◆ REQUIREMENT
Will you give every entry again exactly as it stands?

┄┄┄┄┄┄

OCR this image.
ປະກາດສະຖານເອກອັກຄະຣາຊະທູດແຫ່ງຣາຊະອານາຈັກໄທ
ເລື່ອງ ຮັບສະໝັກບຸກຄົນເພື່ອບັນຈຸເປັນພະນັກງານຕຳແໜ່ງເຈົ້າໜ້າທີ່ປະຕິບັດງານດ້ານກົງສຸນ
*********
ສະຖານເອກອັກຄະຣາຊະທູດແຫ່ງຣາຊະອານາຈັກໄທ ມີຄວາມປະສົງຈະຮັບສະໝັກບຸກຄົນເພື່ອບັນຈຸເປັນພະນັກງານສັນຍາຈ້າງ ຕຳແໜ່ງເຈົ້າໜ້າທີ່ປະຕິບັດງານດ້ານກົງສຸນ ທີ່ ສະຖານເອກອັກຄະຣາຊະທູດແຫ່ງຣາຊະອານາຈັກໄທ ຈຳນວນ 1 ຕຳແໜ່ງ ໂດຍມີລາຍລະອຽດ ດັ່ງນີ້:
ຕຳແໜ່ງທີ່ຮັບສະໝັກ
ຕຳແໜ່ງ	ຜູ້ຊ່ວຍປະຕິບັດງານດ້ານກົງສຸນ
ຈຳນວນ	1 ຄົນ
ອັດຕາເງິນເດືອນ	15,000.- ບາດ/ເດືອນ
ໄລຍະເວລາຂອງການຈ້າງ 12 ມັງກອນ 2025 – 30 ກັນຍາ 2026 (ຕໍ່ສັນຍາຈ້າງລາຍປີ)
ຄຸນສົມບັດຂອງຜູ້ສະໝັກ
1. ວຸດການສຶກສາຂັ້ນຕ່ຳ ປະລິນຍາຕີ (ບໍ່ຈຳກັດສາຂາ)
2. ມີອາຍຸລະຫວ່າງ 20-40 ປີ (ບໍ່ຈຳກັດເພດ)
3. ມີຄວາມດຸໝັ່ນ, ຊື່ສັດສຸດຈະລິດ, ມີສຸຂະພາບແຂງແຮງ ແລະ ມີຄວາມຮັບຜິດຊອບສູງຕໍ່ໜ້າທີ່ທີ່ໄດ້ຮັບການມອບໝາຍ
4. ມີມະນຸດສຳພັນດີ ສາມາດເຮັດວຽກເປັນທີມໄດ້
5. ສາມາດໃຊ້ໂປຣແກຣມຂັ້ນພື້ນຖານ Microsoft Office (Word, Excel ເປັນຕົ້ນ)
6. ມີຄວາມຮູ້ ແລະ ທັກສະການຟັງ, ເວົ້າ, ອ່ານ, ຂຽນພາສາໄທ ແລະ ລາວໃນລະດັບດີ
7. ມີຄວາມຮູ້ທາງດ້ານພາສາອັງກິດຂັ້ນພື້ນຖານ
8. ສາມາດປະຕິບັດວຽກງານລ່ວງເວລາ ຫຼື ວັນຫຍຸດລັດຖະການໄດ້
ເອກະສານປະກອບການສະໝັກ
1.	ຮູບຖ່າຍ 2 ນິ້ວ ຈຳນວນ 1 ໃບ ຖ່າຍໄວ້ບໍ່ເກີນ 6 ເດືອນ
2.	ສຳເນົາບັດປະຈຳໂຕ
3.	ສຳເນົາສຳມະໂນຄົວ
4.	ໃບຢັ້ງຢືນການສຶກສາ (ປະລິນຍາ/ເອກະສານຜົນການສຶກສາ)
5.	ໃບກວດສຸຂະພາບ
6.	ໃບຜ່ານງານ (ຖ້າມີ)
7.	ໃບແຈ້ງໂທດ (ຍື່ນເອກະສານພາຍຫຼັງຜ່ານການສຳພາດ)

┄┄┄┄┄┄

◆ OUTPUT BELOW
OCR this image.
ປະກາດສະຖານເອກອັກຄະຣາຊະທູດແຫ່ງຣາຊະອານາຈັກໄທ
ເລື່ອງ ຮັບສະໝັກບຸກຄົນເພື່ອບັນຈຸເປັນພະນັກງານຕຳແໜ່ງເຈົ້າໜ້າທີ່ປະຕິບັດງານດ້ານກົງສຸນ
*********
ສະຖານເອກອັກຄະຣາຊະທູດແຫ່ງຣາຊະອານາຈັກໄທ ມີຄວາມປະສົງຈະຮັບສະໝັກບຸກຄົນເພື່ອບັນຈຸເປັນພະນັກງານສັນຍາຈ້າງ ຕຳແໜ່ງເຈົ້າໜ້າທີ່ປະຕິບັດງານດ້ານກົງສຸນ ທີ່ ສະຖານເອກອັກຄະຣາຊະທູດແຫ່ງຣາຊະອານາຈັກໄທ ຈຳນວນ 1 ຕຳແໜ່ງ ໂດຍມີລາຍລະອຽດ ດັ່ງນີ້:
ຕຳແໜ່ງທີ່ຮັບສະໝັກ
ຕຳແໜ່ງ	ຜູ້ຊ່ວຍປະຕິບັດງານດ້ານກົງສຸນ
ຈຳນວນ	1 ຄົນ
ອັດຕາເງິນເດືອນ	15,000.- ບາດ/ເດືອນ
ໄລຍະເວລາຂອງການຈ້າງ 12 ມັງກອນ 2025 – 30 ກັນຍາ 2026 (ຕໍ່ສັນຍາຈ້າງລາຍປີ)
ຄຸນສົມບັດຂອງຜູ້ສະໝັກ
1. ວຸດການສຶກສາຂັ້ນຕ່ຳ ປະລິນຍາຕີ (ບໍ່ຈຳກັດສາຂາ)
2. ມີອາຍຸລະຫວ່າງ 20-40 ປີ (ບໍ່ຈຳກັດເພດ)
3. ມີຄວາມດຸໝັ່ນ, ຊື່ສັດສຸດຈະລິດ, ມີສຸຂະພາບແຂງແຮງ ແລະ ມີຄວາມຮັບຜິດຊອບສູງຕໍ່ໜ້າທີ່ທີ່ໄດ້ຮັບການມອບໝາຍ
4. ມີມະນຸດສຳພັນດີ ສາມາດເຮັດວຽກເປັນທີມໄດ້
5. ສາມາດໃຊ້ໂປຣແກຣມຂັ້ນພື້ນຖານ Microsoft Office (Word, Excel ເປັນຕົ້ນ)
6. ມີຄວາມຮູ້ ແລະ ທັກສະການຟັງ, ເວົ້າ, ອ່ານ, ຂຽນພາສາໄທ ແລະ ລາວໃນລະດັບດີ
7. ມີຄວາມຮູ້ທາງດ້ານພາສາອັງກິດຂັ້ນພື້ນຖານ
8. ສາມາດປະຕິບັດວຽກງານລ່ວງເວລາ ຫຼື ວັນຫຍຸດລັດຖະການໄດ້
ເອກະສານປະກອບການສະໝັກ
1.	ຮູບຖ່າຍ 2 ນິ້ວ ຈຳນວນ 1 ໃບ ຖ່າຍໄວ້ບໍ່ເກີນ 6 ເດືອນ
2.	ສຳເນົາບັດປະຈຳໂຕ
3.	ສຳເນົາສຳມະໂນຄົວ
4.	ໃບຢັ້ງຢືນການສຶກສາ (ປະລິນຍາ/ເອກະສານຜົນການສຶກສາ)
5.	ໃບກວດສຸຂະພາບ
6.	ໃບຜ່ານງານ (ຖ້າມີ)
7.	ໃບແຈ້ງໂທດ (ຍື່ນເອກະສານພາຍຫຼັງຜ່ານການສຳພາດ)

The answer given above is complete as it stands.